Record extracts

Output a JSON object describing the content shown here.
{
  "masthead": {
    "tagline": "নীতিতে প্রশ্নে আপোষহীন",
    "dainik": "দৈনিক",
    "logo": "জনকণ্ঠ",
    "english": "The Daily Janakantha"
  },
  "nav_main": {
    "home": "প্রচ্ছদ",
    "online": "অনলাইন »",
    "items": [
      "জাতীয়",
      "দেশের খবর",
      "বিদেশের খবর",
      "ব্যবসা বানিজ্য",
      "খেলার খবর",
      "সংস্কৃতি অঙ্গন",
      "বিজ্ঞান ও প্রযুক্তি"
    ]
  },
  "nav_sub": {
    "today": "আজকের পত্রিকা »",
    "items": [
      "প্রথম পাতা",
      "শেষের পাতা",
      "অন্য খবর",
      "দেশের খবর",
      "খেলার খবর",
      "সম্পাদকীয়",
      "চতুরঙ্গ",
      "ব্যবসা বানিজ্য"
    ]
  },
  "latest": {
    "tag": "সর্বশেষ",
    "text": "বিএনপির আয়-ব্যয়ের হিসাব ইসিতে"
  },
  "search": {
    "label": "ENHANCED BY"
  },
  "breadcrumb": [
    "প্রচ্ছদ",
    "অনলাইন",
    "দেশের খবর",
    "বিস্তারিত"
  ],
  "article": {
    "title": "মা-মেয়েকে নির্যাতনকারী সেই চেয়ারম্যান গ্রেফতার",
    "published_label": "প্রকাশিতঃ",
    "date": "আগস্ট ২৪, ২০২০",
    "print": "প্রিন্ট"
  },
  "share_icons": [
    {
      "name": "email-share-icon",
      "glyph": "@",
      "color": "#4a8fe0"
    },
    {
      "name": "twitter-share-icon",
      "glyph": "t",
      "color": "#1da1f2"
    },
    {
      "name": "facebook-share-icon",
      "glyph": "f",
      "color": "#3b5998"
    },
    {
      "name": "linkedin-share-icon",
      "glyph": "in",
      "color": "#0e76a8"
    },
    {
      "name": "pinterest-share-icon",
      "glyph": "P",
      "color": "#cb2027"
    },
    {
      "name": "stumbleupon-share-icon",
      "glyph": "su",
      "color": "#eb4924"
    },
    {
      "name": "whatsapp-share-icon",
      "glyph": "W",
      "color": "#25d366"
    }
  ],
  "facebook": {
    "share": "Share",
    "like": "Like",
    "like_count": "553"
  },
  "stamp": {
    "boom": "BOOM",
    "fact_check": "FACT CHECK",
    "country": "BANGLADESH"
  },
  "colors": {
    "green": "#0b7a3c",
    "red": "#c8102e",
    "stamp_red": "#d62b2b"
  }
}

Exercise objective
Every entry above should be retyped exactly as shown.

Result of the task
Output a JSON object describing the content shown here.
{
  "masthead": {
    "tagline": "নীতিতে প্রশ্নে আপোষহীন",
    "dainik": "দৈনিক",
    "logo": "জনকণ্ঠ",
    "english": "The Daily Janakantha"
  },
  "nav_main": {
    "home": "প্রচ্ছদ",
    "online": "অনলাইন »",
    "items": [
      "জাতীয়",
      "দেশের খবর",
      "বিদেশের খবর",
      "ব্যবসা বানিজ্য",
      "খেলার খবর",
      "সংস্কৃতি অঙ্গন",
      "বিজ্ঞান ও প্রযুক্তি"
    ]
  },
  "nav_sub": {
    "today": "আজকের পত্রিকা »",
    "items": [
      "প্রথম পাতা",
      "শেষের পাতা",
      "অন্য খবর",
      "দেশের খবর",
      "খেলার খবর",
      "সম্পাদকীয়",
      "চতুরঙ্গ",
      "ব্যবসা বানিজ্য"
    ]
  },
  "latest": {
    "tag": "সর্বশেষ",
    "text": "বিএনপির আয়-ব্যয়ের হিসাব ইসিতে"
  },
  "search": {
    "label": "ENHANCED BY"
  },
  "breadcrumb": [
    "প্রচ্ছদ",
    "অনলাইন",
    "দেশের খবর",
    "বিস্তারিত"
  ],
  "article": {
    "title": "মা-মেয়েকে নির্যাতনকারী সেই চেয়ারম্যান গ্রেফতার",
    "published_label": "প্রকাশিতঃ",
    "date": "আগস্ট ২৪, ২০২০",
    "print": "প্রিন্ট"
  },
  "share_icons": [
    {
      "name": "email-share-icon",
      "glyph": "@",
      "color": "#4a8fe0"
    },
    {
      "name": "twitter-share-icon",
      "glyph": "t",
      "color": "#1da1f2"
    },
    {
      "name": "facebook-share-icon",
      "glyph": "f",
      "color": "#3b5998"
    },
    {
      "name": "linkedin-share-icon",
      "glyph": "in",
      "color": "#0e76a8"
    },
    {
      "name": "pinterest-share-icon",
      "glyph": "P",
      "color": "#cb2027"
    },
    {
      "name": "stumbleupon-share-icon",
      "glyph": "su",
      "color": "#eb4924"
    },
    {
      "name": "whatsapp-share-icon",
      "glyph": "W",
      "color": "#25d366"
    }
  ],
  "facebook": {
    "share": "Share",
    "like": "Like",
    "like_count": "553"
  },
  "stamp": {
    "boom": "BOOM",
    "fact_check": "FACT CHECK",
    "country": "BANGLADESH"
  },
  "colors": {
    "green": "#0b7a3c",
    "red": "#c8102e",
    "stamp_red": "#d62b2b"
  }
}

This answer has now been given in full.